* _Exercise task_
Report the count of lines containing the word "Pengiriman" in the entries below, and nothing more.

* _Dataset content_
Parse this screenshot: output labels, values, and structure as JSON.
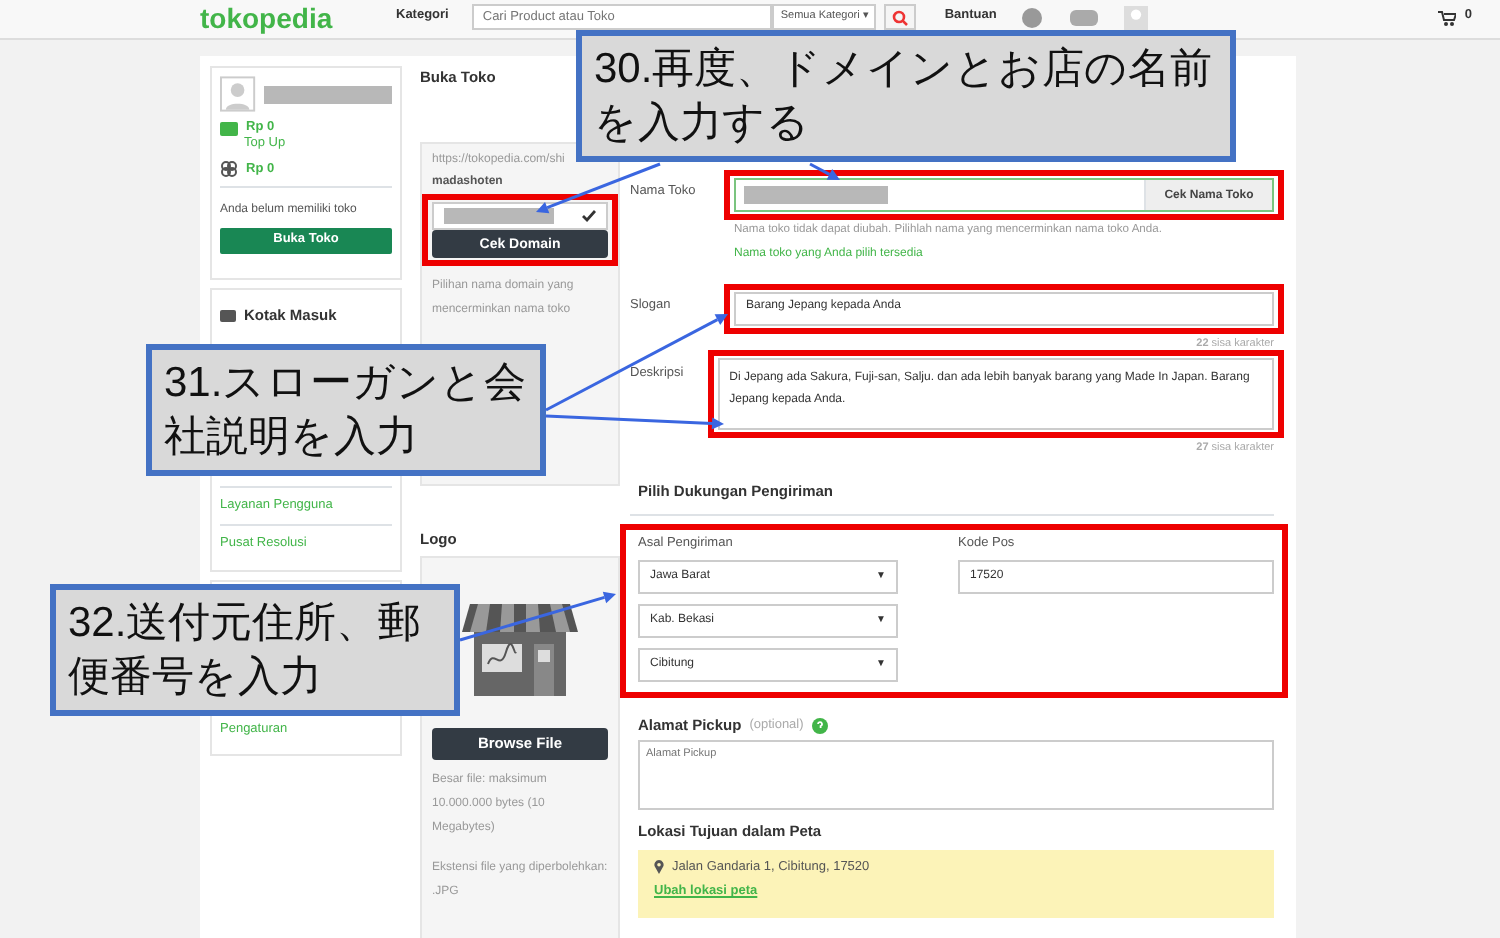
{
  "header": {
    "logo": "tokopedia",
    "menu": "Kategori",
    "search": {
      "placeholder": "Cari Product atau Toko"
    },
    "category": "Semua Kategori ▾",
    "help": "Bantuan",
    "cart_count": "0"
  },
  "sidebar": {
    "balance": "Rp 0",
    "top_up": "Top Up",
    "points": "Rp 0",
    "no_shop": "Anda belum memiliki toko",
    "open_shop": "Buka Toko",
    "inbox_title": "Kotak Masuk",
    "inbox_items": [
      "Layanan Pengguna",
      "Pusat Resolusi"
    ],
    "profile_items": [
      "Pengaturan"
    ]
  },
  "page_title": "Buka Toko",
  "domain_panel": {
    "url": "https://tokopedia.com/shi",
    "domain": "madashoten",
    "valid": true,
    "button": "Cek Domain",
    "help_lines": [
      "Pilihan nama domain yang",
      "mencerminkan nama toko"
    ]
  },
  "logo_panel": {
    "title": "Logo",
    "button": "Browse File",
    "size_note": "Besar file: maksimum 10.000.000 bytes (10 Megabytes)",
    "ext_note": "Ekstensi file yang diperbolehkan: .JPG"
  },
  "form": {
    "shop_name": {
      "label": "Nama Toko",
      "button": "Cek Nama Toko",
      "help": "Nama toko tidak dapat diubah. Pilihlah nama yang mencerminkan nama toko Anda.",
      "status": "Nama toko yang Anda pilih tersedia"
    },
    "slogan": {
      "label": "Slogan",
      "value": "Barang Jepang kepada Anda",
      "remaining": "22",
      "remaining_label": "sisa karakter"
    },
    "description": {
      "label": "Deskripsi",
      "value": "Di Jepang ada Sakura, Fuji-san, Salju. dan ada lebih banyak barang yang Made In Japan. Barang Jepang kepada Anda.",
      "remaining": "27",
      "remaining_label": "sisa karakter"
    },
    "shipping_title": "Pilih Dukungan Pengiriman",
    "origin_label": "Asal Pengiriman",
    "origin_selects": [
      {
        "value": "Jawa Barat",
        "arrow": "▼"
      },
      {
        "value": "Kab. Bekasi",
        "arrow": "▼"
      },
      {
        "value": "Cibitung",
        "arrow": "▼"
      }
    ],
    "postal_label": "Kode Pos",
    "postal_value": "17520",
    "pickup_label": "Alamat Pickup",
    "pickup_optional": "(optional)",
    "pickup_placeholder": "Alamat Pickup",
    "map_title": "Lokasi Tujuan dalam Peta",
    "map_address": "Jalan Gandaria 1, Cibitung, 17520",
    "map_link": "Ubah lokasi peta"
  },
  "annotations": [
    {
      "text": "30.再度、ドメインとお店の名前を入力する"
    },
    {
      "text": "31.スローガンと会社説明を入力"
    },
    {
      "text": "32.送付元住所、郵便番号を入力"
    }
  ]
}
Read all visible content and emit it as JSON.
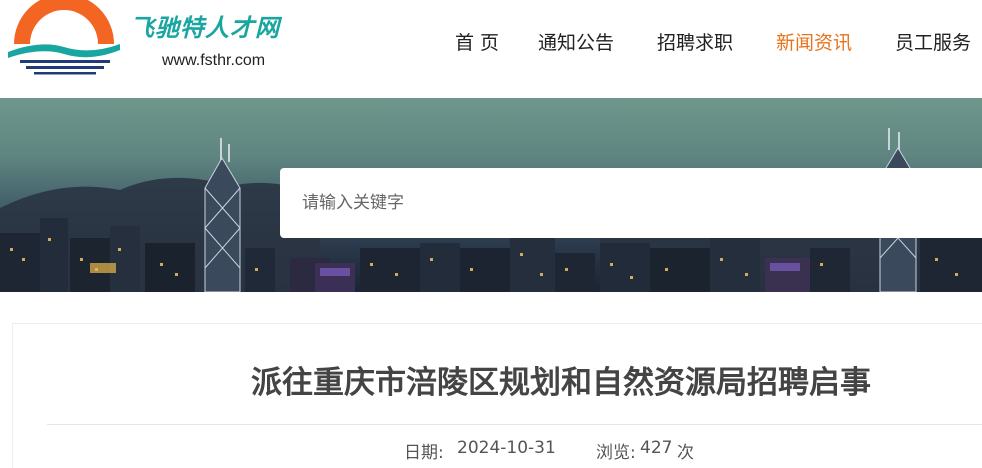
{
  "brand": {
    "name": "飞驰特人才网",
    "url": "www.fsthr.com",
    "colors": {
      "orange": "#f26522",
      "teal": "#1aa6a0",
      "navy": "#1f3b78"
    }
  },
  "nav": {
    "items": [
      {
        "label": "首 页"
      },
      {
        "label": "通知公告"
      },
      {
        "label": "招聘求职"
      },
      {
        "label": "新闻资讯",
        "active": true
      },
      {
        "label": "员工服务"
      }
    ],
    "active_color": "#e8731c"
  },
  "search": {
    "placeholder": "请输入关键字",
    "value": ""
  },
  "article": {
    "title": "派往重庆市涪陵区规划和自然资源局招聘启事",
    "date_label": "日期:",
    "date": "2024-10-31",
    "views_label": "浏览:",
    "views": "427",
    "views_unit": "次"
  }
}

* _Full response_
2